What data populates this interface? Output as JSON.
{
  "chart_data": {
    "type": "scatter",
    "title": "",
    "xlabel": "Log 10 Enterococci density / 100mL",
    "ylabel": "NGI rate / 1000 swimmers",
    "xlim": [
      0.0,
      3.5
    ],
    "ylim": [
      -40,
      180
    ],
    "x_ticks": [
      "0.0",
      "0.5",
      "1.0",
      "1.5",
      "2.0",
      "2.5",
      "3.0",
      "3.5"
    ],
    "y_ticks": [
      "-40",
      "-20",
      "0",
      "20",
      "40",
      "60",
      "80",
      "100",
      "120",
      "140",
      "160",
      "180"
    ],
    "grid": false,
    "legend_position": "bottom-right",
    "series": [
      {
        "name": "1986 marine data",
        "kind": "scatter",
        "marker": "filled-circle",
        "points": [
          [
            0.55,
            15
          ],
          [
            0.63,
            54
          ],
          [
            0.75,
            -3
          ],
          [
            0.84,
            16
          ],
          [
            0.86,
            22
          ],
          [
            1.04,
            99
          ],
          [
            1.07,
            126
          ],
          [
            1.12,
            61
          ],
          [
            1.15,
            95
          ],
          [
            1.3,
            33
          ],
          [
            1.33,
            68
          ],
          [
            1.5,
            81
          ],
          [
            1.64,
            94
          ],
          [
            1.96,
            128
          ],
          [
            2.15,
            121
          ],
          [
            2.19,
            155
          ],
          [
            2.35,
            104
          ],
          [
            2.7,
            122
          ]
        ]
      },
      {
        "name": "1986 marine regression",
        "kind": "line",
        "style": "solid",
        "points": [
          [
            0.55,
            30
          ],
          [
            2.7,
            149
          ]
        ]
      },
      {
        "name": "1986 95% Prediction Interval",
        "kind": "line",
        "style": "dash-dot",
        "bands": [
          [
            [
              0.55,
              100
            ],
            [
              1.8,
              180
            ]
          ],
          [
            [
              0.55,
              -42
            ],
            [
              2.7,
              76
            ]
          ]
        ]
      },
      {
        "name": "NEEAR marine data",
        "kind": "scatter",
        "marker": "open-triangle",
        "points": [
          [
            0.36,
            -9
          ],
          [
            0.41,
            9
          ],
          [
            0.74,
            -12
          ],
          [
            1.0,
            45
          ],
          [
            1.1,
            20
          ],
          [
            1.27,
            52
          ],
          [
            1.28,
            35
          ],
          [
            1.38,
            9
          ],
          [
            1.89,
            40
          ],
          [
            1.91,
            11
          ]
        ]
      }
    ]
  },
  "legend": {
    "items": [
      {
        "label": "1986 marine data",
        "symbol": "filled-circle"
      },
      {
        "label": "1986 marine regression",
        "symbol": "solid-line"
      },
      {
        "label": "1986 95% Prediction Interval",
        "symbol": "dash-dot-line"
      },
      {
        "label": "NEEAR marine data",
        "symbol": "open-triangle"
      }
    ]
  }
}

^^^^^^^^^^^^^^^^

Tally the lines of the records holding the word "marker", then state only the tally.

[Written response]
2